YOUR GOAL:
Examine the entries and show every line in which the word "определяемый" is found.

STORED ROWS:
::::::

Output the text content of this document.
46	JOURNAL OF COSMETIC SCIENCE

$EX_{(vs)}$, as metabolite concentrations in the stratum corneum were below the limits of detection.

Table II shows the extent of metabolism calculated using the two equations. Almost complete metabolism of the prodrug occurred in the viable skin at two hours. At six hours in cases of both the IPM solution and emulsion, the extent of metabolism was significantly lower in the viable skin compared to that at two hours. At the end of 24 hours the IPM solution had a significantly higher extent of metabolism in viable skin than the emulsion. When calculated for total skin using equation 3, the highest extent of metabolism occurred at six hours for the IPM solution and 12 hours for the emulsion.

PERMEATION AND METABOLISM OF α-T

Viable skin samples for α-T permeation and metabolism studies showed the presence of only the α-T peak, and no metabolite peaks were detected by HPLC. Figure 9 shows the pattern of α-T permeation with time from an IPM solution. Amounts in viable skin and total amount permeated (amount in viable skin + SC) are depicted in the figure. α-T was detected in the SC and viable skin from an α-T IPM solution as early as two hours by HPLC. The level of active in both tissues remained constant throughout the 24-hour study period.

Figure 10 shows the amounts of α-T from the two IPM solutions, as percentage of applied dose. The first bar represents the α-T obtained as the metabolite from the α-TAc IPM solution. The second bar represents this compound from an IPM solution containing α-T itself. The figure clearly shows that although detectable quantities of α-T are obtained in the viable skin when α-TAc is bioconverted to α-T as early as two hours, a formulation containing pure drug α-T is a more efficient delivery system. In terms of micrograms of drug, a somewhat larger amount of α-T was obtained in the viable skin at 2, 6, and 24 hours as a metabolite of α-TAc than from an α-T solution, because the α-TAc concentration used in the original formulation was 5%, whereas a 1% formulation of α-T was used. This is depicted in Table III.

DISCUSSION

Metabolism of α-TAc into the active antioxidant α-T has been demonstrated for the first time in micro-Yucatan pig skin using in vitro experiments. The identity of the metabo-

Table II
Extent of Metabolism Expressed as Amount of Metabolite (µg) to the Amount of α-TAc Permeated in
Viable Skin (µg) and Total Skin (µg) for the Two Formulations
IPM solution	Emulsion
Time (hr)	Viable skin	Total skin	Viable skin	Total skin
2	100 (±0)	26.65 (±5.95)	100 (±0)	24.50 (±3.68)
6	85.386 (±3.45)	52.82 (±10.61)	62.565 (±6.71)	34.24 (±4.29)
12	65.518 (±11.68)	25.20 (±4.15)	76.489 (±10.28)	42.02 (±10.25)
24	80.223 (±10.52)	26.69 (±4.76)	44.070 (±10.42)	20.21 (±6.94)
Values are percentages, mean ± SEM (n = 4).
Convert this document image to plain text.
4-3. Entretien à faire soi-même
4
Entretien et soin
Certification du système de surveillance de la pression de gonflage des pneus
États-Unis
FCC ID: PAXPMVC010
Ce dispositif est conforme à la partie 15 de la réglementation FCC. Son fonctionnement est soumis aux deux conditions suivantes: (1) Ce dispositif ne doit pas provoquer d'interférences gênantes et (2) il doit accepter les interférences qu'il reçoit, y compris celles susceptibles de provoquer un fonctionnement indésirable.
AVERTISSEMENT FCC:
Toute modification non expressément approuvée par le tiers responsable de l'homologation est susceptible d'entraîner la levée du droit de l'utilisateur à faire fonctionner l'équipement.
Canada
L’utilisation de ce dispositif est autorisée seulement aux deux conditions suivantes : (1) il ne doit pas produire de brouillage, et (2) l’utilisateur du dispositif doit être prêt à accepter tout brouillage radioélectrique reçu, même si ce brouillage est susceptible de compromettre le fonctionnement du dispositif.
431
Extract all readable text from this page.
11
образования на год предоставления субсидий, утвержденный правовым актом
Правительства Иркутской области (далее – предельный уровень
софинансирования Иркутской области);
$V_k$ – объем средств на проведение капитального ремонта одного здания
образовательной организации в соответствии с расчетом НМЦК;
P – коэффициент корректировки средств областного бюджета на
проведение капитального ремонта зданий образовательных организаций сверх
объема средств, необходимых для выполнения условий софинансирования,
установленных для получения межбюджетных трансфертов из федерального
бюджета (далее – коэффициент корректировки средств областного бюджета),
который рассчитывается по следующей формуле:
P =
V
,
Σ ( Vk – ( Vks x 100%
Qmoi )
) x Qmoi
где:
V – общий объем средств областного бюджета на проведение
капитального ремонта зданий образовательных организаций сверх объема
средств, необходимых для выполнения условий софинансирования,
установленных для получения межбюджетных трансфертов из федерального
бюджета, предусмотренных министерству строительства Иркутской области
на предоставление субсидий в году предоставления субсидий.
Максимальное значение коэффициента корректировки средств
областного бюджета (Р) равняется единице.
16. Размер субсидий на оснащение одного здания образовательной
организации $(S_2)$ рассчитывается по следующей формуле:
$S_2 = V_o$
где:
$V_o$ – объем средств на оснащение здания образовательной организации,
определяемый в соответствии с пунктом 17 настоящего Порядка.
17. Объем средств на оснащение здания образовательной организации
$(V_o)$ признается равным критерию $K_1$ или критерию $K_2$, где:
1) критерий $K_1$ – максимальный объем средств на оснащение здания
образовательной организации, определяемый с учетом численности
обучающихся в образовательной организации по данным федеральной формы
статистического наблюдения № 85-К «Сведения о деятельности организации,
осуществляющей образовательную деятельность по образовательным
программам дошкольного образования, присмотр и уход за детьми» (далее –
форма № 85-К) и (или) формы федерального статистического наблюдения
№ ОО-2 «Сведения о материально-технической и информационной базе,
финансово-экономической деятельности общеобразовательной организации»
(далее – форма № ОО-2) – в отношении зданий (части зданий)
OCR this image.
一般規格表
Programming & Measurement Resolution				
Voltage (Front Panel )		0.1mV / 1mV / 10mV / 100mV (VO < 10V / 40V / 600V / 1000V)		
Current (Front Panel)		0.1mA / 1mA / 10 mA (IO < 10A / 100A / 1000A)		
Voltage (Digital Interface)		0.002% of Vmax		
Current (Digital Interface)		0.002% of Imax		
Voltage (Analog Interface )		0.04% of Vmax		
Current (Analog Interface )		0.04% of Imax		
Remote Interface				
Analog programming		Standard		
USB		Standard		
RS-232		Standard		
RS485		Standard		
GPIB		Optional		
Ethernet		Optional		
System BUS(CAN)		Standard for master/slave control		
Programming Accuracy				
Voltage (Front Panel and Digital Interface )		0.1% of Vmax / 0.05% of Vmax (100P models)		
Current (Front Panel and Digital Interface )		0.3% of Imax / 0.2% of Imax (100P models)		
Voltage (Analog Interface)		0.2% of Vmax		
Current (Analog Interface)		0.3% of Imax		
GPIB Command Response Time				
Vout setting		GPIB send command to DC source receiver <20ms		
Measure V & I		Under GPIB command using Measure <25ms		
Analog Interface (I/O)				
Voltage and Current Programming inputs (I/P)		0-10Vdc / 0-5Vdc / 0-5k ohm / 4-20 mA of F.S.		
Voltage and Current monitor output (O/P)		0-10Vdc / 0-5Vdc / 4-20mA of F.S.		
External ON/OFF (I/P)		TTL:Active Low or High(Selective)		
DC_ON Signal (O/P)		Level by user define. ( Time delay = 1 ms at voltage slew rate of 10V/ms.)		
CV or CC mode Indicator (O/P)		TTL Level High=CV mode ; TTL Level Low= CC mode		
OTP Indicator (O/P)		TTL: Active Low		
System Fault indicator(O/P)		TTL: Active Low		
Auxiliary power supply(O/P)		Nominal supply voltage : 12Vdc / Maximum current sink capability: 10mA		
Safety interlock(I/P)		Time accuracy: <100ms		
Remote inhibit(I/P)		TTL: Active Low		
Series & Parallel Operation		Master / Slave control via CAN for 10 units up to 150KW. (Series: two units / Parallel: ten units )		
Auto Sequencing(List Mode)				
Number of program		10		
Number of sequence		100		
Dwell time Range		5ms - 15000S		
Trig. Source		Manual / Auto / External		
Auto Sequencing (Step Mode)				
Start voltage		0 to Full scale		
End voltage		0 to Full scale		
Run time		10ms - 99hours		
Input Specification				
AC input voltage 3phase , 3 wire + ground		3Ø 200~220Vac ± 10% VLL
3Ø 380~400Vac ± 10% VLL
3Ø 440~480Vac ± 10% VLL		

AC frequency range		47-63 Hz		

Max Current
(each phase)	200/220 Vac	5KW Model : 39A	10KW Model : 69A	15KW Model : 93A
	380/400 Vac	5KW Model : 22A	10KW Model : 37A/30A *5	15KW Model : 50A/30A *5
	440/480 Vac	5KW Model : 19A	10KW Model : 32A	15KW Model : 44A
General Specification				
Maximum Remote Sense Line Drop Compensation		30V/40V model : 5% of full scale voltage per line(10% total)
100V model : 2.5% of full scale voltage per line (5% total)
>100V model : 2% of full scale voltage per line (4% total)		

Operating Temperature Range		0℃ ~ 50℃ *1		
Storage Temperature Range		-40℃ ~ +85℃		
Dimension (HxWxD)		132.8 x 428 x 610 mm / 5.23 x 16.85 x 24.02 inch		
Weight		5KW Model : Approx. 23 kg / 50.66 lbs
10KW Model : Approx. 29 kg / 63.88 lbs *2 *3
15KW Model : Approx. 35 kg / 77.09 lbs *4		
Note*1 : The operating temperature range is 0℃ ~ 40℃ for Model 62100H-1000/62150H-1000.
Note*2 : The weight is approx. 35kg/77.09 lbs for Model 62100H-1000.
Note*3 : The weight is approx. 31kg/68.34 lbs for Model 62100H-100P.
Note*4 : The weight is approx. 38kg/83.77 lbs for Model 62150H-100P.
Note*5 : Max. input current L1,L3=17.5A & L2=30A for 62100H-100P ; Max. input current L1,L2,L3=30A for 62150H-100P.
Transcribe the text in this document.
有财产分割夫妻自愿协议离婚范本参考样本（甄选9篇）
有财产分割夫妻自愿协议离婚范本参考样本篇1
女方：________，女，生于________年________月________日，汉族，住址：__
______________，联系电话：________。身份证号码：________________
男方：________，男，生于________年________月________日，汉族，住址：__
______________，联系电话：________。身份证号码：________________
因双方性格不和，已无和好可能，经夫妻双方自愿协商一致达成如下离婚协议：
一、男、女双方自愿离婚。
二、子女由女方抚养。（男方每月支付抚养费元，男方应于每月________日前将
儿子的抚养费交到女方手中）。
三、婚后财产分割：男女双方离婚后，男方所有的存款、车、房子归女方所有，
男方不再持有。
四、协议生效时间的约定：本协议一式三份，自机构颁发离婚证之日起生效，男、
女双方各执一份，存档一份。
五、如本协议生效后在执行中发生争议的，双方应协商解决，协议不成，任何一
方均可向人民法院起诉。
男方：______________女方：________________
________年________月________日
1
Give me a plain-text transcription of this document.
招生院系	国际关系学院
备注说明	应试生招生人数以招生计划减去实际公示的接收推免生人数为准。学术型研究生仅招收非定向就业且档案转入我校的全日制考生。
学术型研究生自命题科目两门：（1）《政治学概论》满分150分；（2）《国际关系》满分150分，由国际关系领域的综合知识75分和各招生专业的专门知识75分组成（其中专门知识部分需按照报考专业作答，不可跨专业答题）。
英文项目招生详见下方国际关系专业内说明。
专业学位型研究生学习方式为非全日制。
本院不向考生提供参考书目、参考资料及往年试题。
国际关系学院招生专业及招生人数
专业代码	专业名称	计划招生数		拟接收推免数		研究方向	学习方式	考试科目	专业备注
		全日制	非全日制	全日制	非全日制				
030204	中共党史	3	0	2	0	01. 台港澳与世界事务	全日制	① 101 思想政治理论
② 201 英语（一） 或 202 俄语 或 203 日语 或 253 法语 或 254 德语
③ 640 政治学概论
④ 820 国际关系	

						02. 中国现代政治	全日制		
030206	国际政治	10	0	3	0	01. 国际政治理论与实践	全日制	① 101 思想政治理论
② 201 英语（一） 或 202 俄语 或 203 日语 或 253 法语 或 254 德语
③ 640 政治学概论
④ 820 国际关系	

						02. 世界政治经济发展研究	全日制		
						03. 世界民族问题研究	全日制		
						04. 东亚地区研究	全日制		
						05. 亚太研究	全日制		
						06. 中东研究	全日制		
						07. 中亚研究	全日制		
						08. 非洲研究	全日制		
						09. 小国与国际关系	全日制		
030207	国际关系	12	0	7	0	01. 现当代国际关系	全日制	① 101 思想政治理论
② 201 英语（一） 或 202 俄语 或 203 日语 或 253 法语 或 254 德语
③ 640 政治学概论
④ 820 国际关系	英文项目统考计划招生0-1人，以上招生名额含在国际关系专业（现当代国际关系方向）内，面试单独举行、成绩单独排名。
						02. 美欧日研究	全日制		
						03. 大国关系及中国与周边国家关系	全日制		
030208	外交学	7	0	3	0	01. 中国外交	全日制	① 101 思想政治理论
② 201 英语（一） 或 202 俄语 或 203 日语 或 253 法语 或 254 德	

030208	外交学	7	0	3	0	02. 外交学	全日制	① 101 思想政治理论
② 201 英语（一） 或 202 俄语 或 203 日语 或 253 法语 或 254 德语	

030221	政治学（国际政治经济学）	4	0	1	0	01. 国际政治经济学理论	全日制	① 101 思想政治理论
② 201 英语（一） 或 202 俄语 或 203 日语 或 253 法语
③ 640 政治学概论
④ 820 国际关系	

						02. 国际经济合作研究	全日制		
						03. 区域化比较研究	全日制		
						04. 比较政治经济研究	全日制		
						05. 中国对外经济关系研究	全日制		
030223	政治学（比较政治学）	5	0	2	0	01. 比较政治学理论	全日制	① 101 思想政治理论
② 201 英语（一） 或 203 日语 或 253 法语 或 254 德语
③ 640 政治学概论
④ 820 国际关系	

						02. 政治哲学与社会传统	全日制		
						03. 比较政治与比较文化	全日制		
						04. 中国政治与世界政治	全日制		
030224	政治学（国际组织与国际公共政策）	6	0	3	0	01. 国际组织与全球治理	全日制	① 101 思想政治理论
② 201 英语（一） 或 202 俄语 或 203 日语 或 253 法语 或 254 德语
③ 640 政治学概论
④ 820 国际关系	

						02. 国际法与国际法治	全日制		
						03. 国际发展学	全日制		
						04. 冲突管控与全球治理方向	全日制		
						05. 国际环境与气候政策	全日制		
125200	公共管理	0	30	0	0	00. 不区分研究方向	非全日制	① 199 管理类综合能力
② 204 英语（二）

::::::

RESPONSE TO THIS EXERCISE:
определяемый в соответствии с пунктом 17 настоящего Порядка.
образовательной организации, определяемый с учетом численности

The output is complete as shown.